■ **WHAT YOU ARE ASKED TO DO**
From the entries below, pull out each line where "image" appears.

▼

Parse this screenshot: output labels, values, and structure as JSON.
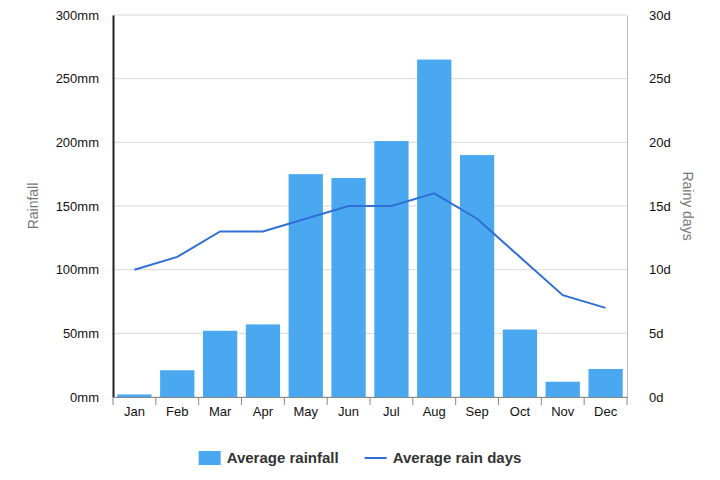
{
  "chart_data": {
    "type": "bar",
    "categories": [
      "Jan",
      "Feb",
      "Mar",
      "Apr",
      "May",
      "Jun",
      "Jul",
      "Aug",
      "Sep",
      "Oct",
      "Nov",
      "Dec"
    ],
    "series": [
      {
        "name": "Average rainfall",
        "type": "bar",
        "color": "#4aa8f0",
        "axis": "y",
        "values": [
          2,
          21,
          52,
          57,
          175,
          172,
          201,
          265,
          190,
          53,
          12,
          22
        ]
      },
      {
        "name": "Average rain days",
        "type": "line",
        "color": "#2f6fd6",
        "axis": "y2",
        "values": [
          10,
          11,
          13,
          13,
          14,
          15,
          15,
          16,
          14,
          11,
          8,
          7
        ]
      }
    ],
    "y_label": "Rainfall",
    "y2_label": "Rainy days",
    "ylim": [
      0,
      300
    ],
    "yticks": [
      {
        "value": 0,
        "label": "0mm"
      },
      {
        "value": 50,
        "label": "50mm"
      },
      {
        "value": 100,
        "label": "100mm"
      },
      {
        "value": 150,
        "label": "150mm"
      },
      {
        "value": 200,
        "label": "200mm"
      },
      {
        "value": 250,
        "label": "250mm"
      },
      {
        "value": 300,
        "label": "300mm"
      }
    ],
    "y2lim": [
      0,
      30
    ],
    "y2ticks": [
      {
        "value": 0,
        "label": "0d"
      },
      {
        "value": 5,
        "label": "5d"
      },
      {
        "value": 10,
        "label": "10d"
      },
      {
        "value": 15,
        "label": "15d"
      },
      {
        "value": 20,
        "label": "20d"
      },
      {
        "value": 25,
        "label": "25d"
      },
      {
        "value": 30,
        "label": "30d"
      }
    ],
    "grid": true,
    "legend": "bottom"
  }
}
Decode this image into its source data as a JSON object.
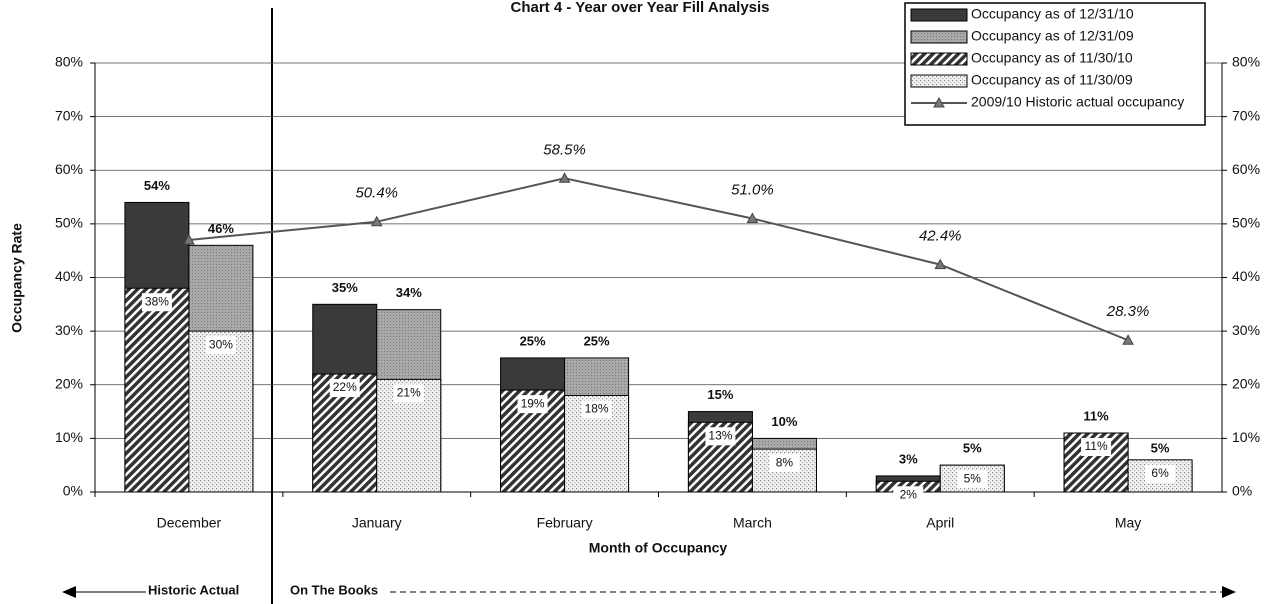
{
  "chart_data": {
    "type": "bar",
    "title": "Chart 4 - Year over Year Fill Analysis",
    "y_label": "Occupancy Rate",
    "x_label": "Month of Occupancy",
    "annotations": {
      "historic": "Historic Actual",
      "books": "On The Books"
    },
    "categories": [
      "December",
      "January",
      "February",
      "March",
      "April",
      "May"
    ],
    "series": [
      {
        "name": "Occupancy as of 12/31/10",
        "color": "#3a3a3a",
        "pattern": "solid",
        "values": [
          54,
          35,
          25,
          15,
          3,
          11
        ],
        "value_labels": [
          "54%",
          "35%",
          "25%",
          "15%",
          "3%",
          "11%"
        ]
      },
      {
        "name": "Occupancy as of 12/31/09",
        "color": "#9a9a9a",
        "pattern": "solid",
        "values": [
          46,
          34,
          25,
          10,
          5,
          5
        ],
        "value_labels": [
          "46%",
          "34%",
          "25%",
          "10%",
          "5%",
          "5%"
        ]
      },
      {
        "name": "Occupancy as of 11/30/10",
        "color": "#333333",
        "pattern": "hatch",
        "values": [
          38,
          22,
          19,
          13,
          2,
          11
        ],
        "value_labels": [
          "38%",
          "22%",
          "19%",
          "13%",
          "2%",
          "11%"
        ]
      },
      {
        "name": "Occupancy as of 11/30/09",
        "color": "#b0b0b0",
        "pattern": "dots",
        "values": [
          30,
          21,
          18,
          8,
          5,
          6
        ],
        "value_labels": [
          "30%",
          "21%",
          "18%",
          "8%",
          "5%",
          "6%"
        ]
      },
      {
        "name": "2009/10 Historic actual occupancy",
        "type": "line",
        "color": "#555555",
        "values": [
          47,
          50.4,
          58.5,
          51.0,
          42.4,
          28.3
        ],
        "value_labels": [
          null,
          "50.4%",
          "58.5%",
          "51.0%",
          "42.4%",
          "28.3%"
        ]
      }
    ],
    "ylim": [
      0,
      80
    ],
    "yticks": [
      {
        "value": 0,
        "label": "0%"
      },
      {
        "value": 10,
        "label": "10%"
      },
      {
        "value": 20,
        "label": "20%"
      },
      {
        "value": 30,
        "label": "30%"
      },
      {
        "value": 40,
        "label": "40%"
      },
      {
        "value": 50,
        "label": "50%"
      },
      {
        "value": 60,
        "label": "60%"
      },
      {
        "value": 70,
        "label": "70%"
      },
      {
        "value": 80,
        "label": "80%"
      }
    ],
    "y2lim": [
      0,
      80
    ],
    "y2ticks": [
      {
        "value": 0,
        "label": "0%"
      },
      {
        "value": 10,
        "label": "10%"
      },
      {
        "value": 20,
        "label": "20%"
      },
      {
        "value": 30,
        "label": "30%"
      },
      {
        "value": 40,
        "label": "40%"
      },
      {
        "value": 50,
        "label": "50%"
      },
      {
        "value": 60,
        "label": "60%"
      },
      {
        "value": 70,
        "label": "70%"
      },
      {
        "value": 80,
        "label": "80%"
      }
    ],
    "grid": true,
    "legend": "top-right"
  }
}
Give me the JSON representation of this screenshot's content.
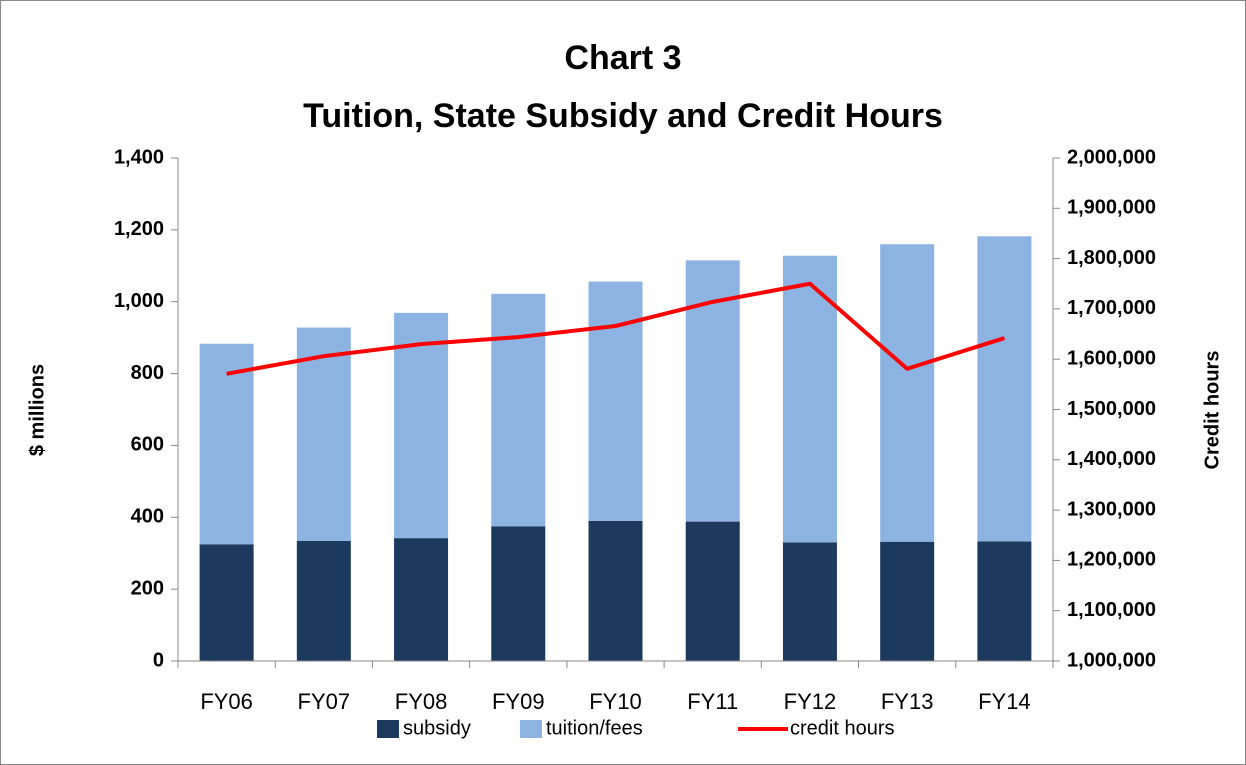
{
  "chart_data": {
    "type": "bar",
    "title": "Chart 3",
    "subtitle": "Tuition, State Subsidy and Credit Hours",
    "y_label": "$ millions",
    "y2_label": "Credit hours",
    "categories": [
      "FY06",
      "FY07",
      "FY08",
      "FY09",
      "FY10",
      "FY11",
      "FY12",
      "FY13",
      "FY14"
    ],
    "stacked": true,
    "series": [
      {
        "name": "subsidy",
        "color": "#1c3a5e",
        "values": [
          325,
          334,
          342,
          375,
          390,
          388,
          330,
          332,
          333
        ]
      },
      {
        "name": "tuition/fees",
        "color": "#8db3e2",
        "values": [
          558,
          594,
          627,
          647,
          666,
          727,
          798,
          828,
          849
        ]
      },
      {
        "name": "credit hours",
        "color": "#ff0000",
        "axis": "y2",
        "type": "line",
        "values": [
          1571000,
          1606000,
          1630000,
          1644000,
          1666000,
          1714000,
          1750000,
          1581000,
          1642000
        ]
      }
    ],
    "ylim": [
      0,
      1400
    ],
    "yticks": [
      0,
      200,
      400,
      600,
      800,
      {
        "value": 1000,
        "label": "1,000"
      },
      {
        "value": 1200,
        "label": "1,200"
      },
      {
        "value": 1400,
        "label": "1,400"
      }
    ],
    "y2lim": [
      1000000,
      2000000
    ],
    "y2ticks": [
      {
        "value": 1000000,
        "label": "1,000,000"
      },
      {
        "value": 1100000,
        "label": "1,100,000"
      },
      {
        "value": 1200000,
        "label": "1,200,000"
      },
      {
        "value": 1300000,
        "label": "1,300,000"
      },
      {
        "value": 1400000,
        "label": "1,400,000"
      },
      {
        "value": 1500000,
        "label": "1,500,000"
      },
      {
        "value": 1600000,
        "label": "1,600,000"
      },
      {
        "value": 1700000,
        "label": "1,700,000"
      },
      {
        "value": 1800000,
        "label": "1,800,000"
      },
      {
        "value": 1900000,
        "label": "1,900,000"
      },
      {
        "value": 2000000,
        "label": "2,000,000"
      }
    ],
    "grid": false,
    "legend": "bottom"
  }
}
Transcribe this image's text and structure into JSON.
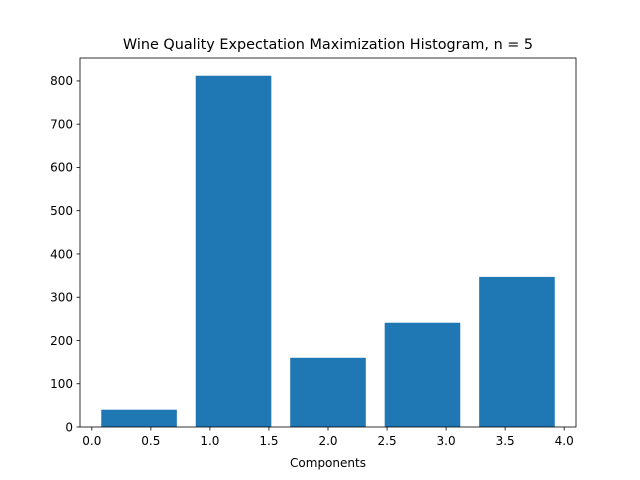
{
  "chart_data": {
    "type": "bar",
    "title": "Wine Quality Expectation Maximization Histogram, n = 5",
    "xlabel": "Components",
    "ylabel": "",
    "xlim": [
      -0.1,
      4.1
    ],
    "ylim": [
      0,
      853
    ],
    "x_ticks": [
      0.0,
      0.5,
      1.0,
      1.5,
      2.0,
      2.5,
      3.0,
      3.5,
      4.0
    ],
    "x_tick_labels": [
      "0.0",
      "0.5",
      "1.0",
      "1.5",
      "2.0",
      "2.5",
      "3.0",
      "3.5",
      "4.0"
    ],
    "y_ticks": [
      0,
      100,
      200,
      300,
      400,
      500,
      600,
      700,
      800
    ],
    "y_tick_labels": [
      "0",
      "100",
      "200",
      "300",
      "400",
      "500",
      "600",
      "700",
      "800"
    ],
    "bar_color": "#1f77b4",
    "bars": [
      {
        "x0": 0.08,
        "x1": 0.72,
        "value": 40
      },
      {
        "x0": 0.88,
        "x1": 1.52,
        "value": 812
      },
      {
        "x0": 1.68,
        "x1": 2.32,
        "value": 160
      },
      {
        "x0": 2.48,
        "x1": 3.12,
        "value": 241
      },
      {
        "x0": 3.28,
        "x1": 3.92,
        "value": 347
      }
    ]
  }
}
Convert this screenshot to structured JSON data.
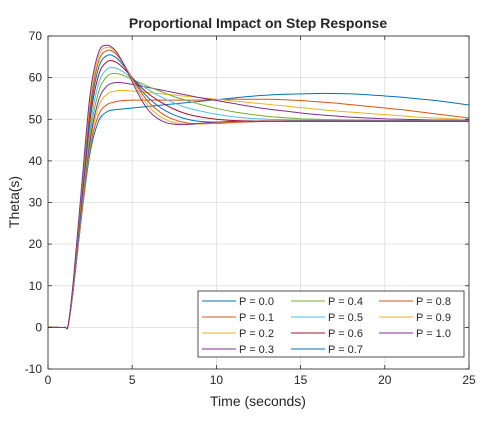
{
  "chart_data": {
    "type": "line",
    "title": "Proportional Impact on Step Response",
    "xlabel": "Time (seconds)",
    "ylabel": "Theta(s)",
    "xlim": [
      0,
      25
    ],
    "ylim": [
      -10,
      70
    ],
    "xticks": [
      "0",
      "5",
      "10",
      "15",
      "20",
      "25"
    ],
    "yticks": [
      "-10",
      "0",
      "10",
      "20",
      "30",
      "40",
      "50",
      "60",
      "70"
    ],
    "grid": true,
    "legend_position": "bottom-right",
    "legend_columns": 3,
    "x": [
      0,
      0.5,
      1,
      1.2,
      1.5,
      2,
      2.5,
      3,
      3.5,
      4,
      4.5,
      5,
      5.5,
      6,
      6.5,
      7,
      7.5,
      8,
      8.5,
      9,
      10,
      11,
      12,
      13,
      14,
      15,
      16,
      17,
      18,
      19,
      20,
      21,
      22,
      23,
      24,
      25
    ],
    "series": [
      {
        "name": "P = 0.0",
        "color": "#0072bd",
        "values": [
          0,
          0,
          0,
          0.6,
          9,
          27,
          42,
          49.5,
          51.8,
          52.3,
          52.5,
          52.7,
          52.9,
          53.1,
          53.3,
          53.5,
          53.7,
          53.9,
          54.1,
          54.3,
          54.7,
          55.1,
          55.5,
          55.8,
          56,
          56.1,
          56.2,
          56.2,
          56.1,
          55.9,
          55.6,
          55.3,
          54.9,
          54.5,
          54,
          53.4
        ]
      },
      {
        "name": "P = 0.1",
        "color": "#d95319",
        "values": [
          0,
          0,
          0,
          0.6,
          9,
          27,
          43,
          51,
          53.5,
          54.2,
          54.5,
          54.6,
          54.6,
          54.6,
          54.6,
          54.6,
          54.6,
          54.6,
          54.6,
          54.6,
          54.7,
          54.8,
          54.8,
          54.8,
          54.7,
          54.5,
          54.2,
          53.9,
          53.5,
          53.1,
          52.7,
          52.3,
          51.8,
          51.3,
          50.8,
          50.3
        ]
      },
      {
        "name": "P = 0.2",
        "color": "#edb120",
        "values": [
          0,
          0,
          0,
          0.6,
          9,
          27.5,
          44,
          53,
          56,
          56.8,
          56.9,
          56.8,
          56.6,
          56.4,
          56.2,
          56,
          55.8,
          55.6,
          55.4,
          55.2,
          54.8,
          54.4,
          54,
          53.6,
          53.2,
          52.8,
          52.4,
          52,
          51.7,
          51.4,
          51.1,
          50.8,
          50.5,
          50.3,
          50.1,
          49.9
        ]
      },
      {
        "name": "P = 0.3",
        "color": "#7e2f8e",
        "values": [
          0,
          0,
          0,
          0.6,
          9,
          28,
          45,
          54.5,
          58,
          58.8,
          58.7,
          58.4,
          58,
          57.6,
          57.2,
          56.8,
          56.4,
          56,
          55.6,
          55.2,
          54.5,
          53.8,
          53.1,
          52.5,
          52,
          51.5,
          51.1,
          50.8,
          50.5,
          50.3,
          50.1,
          50,
          49.9,
          49.8,
          49.8,
          49.7
        ]
      },
      {
        "name": "P = 0.4",
        "color": "#77ac30",
        "values": [
          0,
          0,
          0,
          0.6,
          9.5,
          28.5,
          46.5,
          56.5,
          60.3,
          61,
          60.5,
          59.6,
          58.7,
          57.8,
          57,
          56.2,
          55.4,
          54.8,
          54.2,
          53.6,
          52.6,
          51.8,
          51.2,
          50.7,
          50.4,
          50.1,
          50,
          49.9,
          49.8,
          49.8,
          49.7,
          49.7,
          49.7,
          49.7,
          49.7,
          49.7
        ]
      },
      {
        "name": "P = 0.5",
        "color": "#4dbeee",
        "values": [
          0,
          0,
          0,
          0.6,
          9.5,
          29,
          48,
          58.5,
          62,
          62.3,
          61.3,
          59.8,
          58.3,
          57,
          55.8,
          54.8,
          53.9,
          53.1,
          52.5,
          52,
          51.2,
          50.6,
          50.2,
          50,
          49.9,
          49.8,
          49.8,
          49.8,
          49.7,
          49.7,
          49.7,
          49.7,
          49.7,
          49.7,
          49.7,
          49.7
        ]
      },
      {
        "name": "P = 0.6",
        "color": "#a2142f",
        "values": [
          0,
          0,
          0,
          0.6,
          10,
          30,
          50,
          60.5,
          63.8,
          63.8,
          62.2,
          60,
          57.8,
          56,
          54.6,
          53.4,
          52.4,
          51.6,
          51,
          50.6,
          50,
          49.7,
          49.6,
          49.6,
          49.6,
          49.6,
          49.6,
          49.6,
          49.6,
          49.6,
          49.6,
          49.6,
          49.6,
          49.6,
          49.6,
          49.6
        ]
      },
      {
        "name": "P = 0.7",
        "color": "#0072bd",
        "values": [
          0,
          0,
          0,
          0.6,
          10,
          31,
          51.5,
          62.3,
          65.3,
          64.9,
          62.8,
          60,
          57.2,
          55,
          53.3,
          52,
          51,
          50.3,
          49.8,
          49.5,
          49.3,
          49.3,
          49.4,
          49.5,
          49.5,
          49.5,
          49.5,
          49.5,
          49.5,
          49.5,
          49.5,
          49.5,
          49.5,
          49.5,
          49.5,
          49.5
        ]
      },
      {
        "name": "P = 0.8",
        "color": "#d95319",
        "values": [
          0,
          0,
          0,
          0.6,
          10.5,
          32,
          53,
          63.8,
          66.5,
          65.8,
          63.2,
          59.8,
          56.6,
          54,
          52.2,
          50.8,
          49.9,
          49.3,
          49,
          48.9,
          49,
          49.2,
          49.4,
          49.5,
          49.5,
          49.5,
          49.5,
          49.5,
          49.5,
          49.5,
          49.5,
          49.5,
          49.5,
          49.5,
          49.5,
          49.5
        ]
      },
      {
        "name": "P = 0.9",
        "color": "#edb120",
        "values": [
          0,
          0,
          0,
          0.6,
          10.5,
          33,
          54.5,
          65,
          67.3,
          66.3,
          63.3,
          59.4,
          55.8,
          53,
          51.1,
          49.9,
          49.2,
          48.9,
          48.8,
          48.9,
          49.2,
          49.4,
          49.5,
          49.5,
          49.5,
          49.5,
          49.5,
          49.5,
          49.5,
          49.5,
          49.5,
          49.5,
          49.5,
          49.5,
          49.5,
          49.5
        ]
      },
      {
        "name": "P = 1.0",
        "color": "#7e2f8e",
        "values": [
          0,
          0,
          0,
          0.6,
          11,
          34,
          56,
          66,
          67.8,
          66.5,
          63.2,
          59,
          55,
          52,
          50.2,
          49.2,
          48.8,
          48.7,
          48.8,
          49,
          49.3,
          49.5,
          49.5,
          49.5,
          49.5,
          49.5,
          49.5,
          49.5,
          49.5,
          49.5,
          49.5,
          49.5,
          49.5,
          49.5,
          49.5,
          49.5
        ]
      }
    ]
  }
}
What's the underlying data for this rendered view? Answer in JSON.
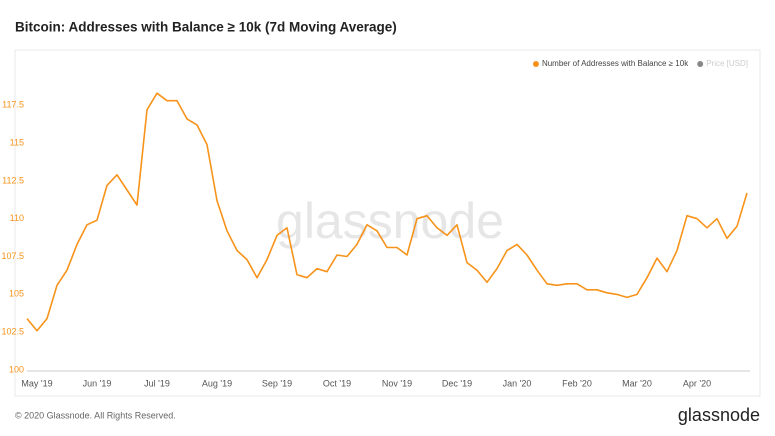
{
  "chart_data": {
    "type": "line",
    "title": "Bitcoin: Addresses with Balance ≥ 10k (7d Moving Average)",
    "watermark": "glassnode",
    "categories": [
      null,
      "May '19",
      null,
      null,
      null,
      null,
      null,
      "Jun '19",
      null,
      null,
      null,
      null,
      null,
      "Jul '19",
      null,
      null,
      null,
      null,
      null,
      "Aug '19",
      null,
      null,
      null,
      null,
      null,
      "Sep '19",
      null,
      null,
      null,
      null,
      null,
      "Oct '19",
      null,
      null,
      null,
      null,
      null,
      "Nov '19",
      null,
      null,
      null,
      null,
      null,
      "Dec '19",
      null,
      null,
      null,
      null,
      null,
      "Jan '20",
      null,
      null,
      null,
      null,
      null,
      "Feb '20",
      null,
      null,
      null,
      null,
      null,
      "Mar '20",
      null,
      null,
      null,
      null,
      null,
      "Apr '20",
      null,
      null,
      null,
      null,
      null
    ],
    "series": [
      {
        "name": "Number of Addresses with Balance ≥ 10k",
        "color": "#f7931a",
        "values": [
          103.4,
          102.6,
          103.4,
          105.6,
          106.6,
          108.3,
          109.6,
          109.9,
          112.2,
          112.9,
          111.9,
          110.9,
          117.2,
          118.3,
          117.8,
          117.8,
          116.6,
          116.2,
          114.9,
          111.2,
          109.2,
          107.9,
          107.3,
          106.1,
          107.3,
          108.9,
          109.4,
          106.3,
          106.1,
          106.7,
          106.5,
          107.6,
          107.5,
          108.3,
          109.6,
          109.2,
          108.1,
          108.1,
          107.6,
          110.0,
          110.2,
          109.4,
          108.9,
          109.6,
          107.1,
          106.6,
          105.8,
          106.7,
          107.9,
          108.3,
          107.6,
          106.6,
          105.7,
          105.6,
          105.7,
          105.7,
          105.3,
          105.3,
          105.1,
          105.0,
          104.8,
          105.0,
          106.1,
          107.4,
          106.5,
          107.9,
          110.2,
          110.0,
          109.4,
          110.0,
          108.7,
          109.5,
          111.7
        ]
      },
      {
        "name": "Price [USD]",
        "color": "#888888",
        "visible": false
      }
    ],
    "ylim": [
      100,
      119.5
    ],
    "yticks": [
      100,
      102.5,
      105,
      107.5,
      110,
      112.5,
      115,
      117.5
    ],
    "grid": false,
    "legend": "top-right"
  },
  "footer": {
    "copyright": "© 2020 Glassnode. All Rights Reserved.",
    "brand": "glassnode"
  }
}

▲

■ **THE RESULT**
Decode this image into its source data as a JSON object.
Transcribe this image's text and structure into JSON.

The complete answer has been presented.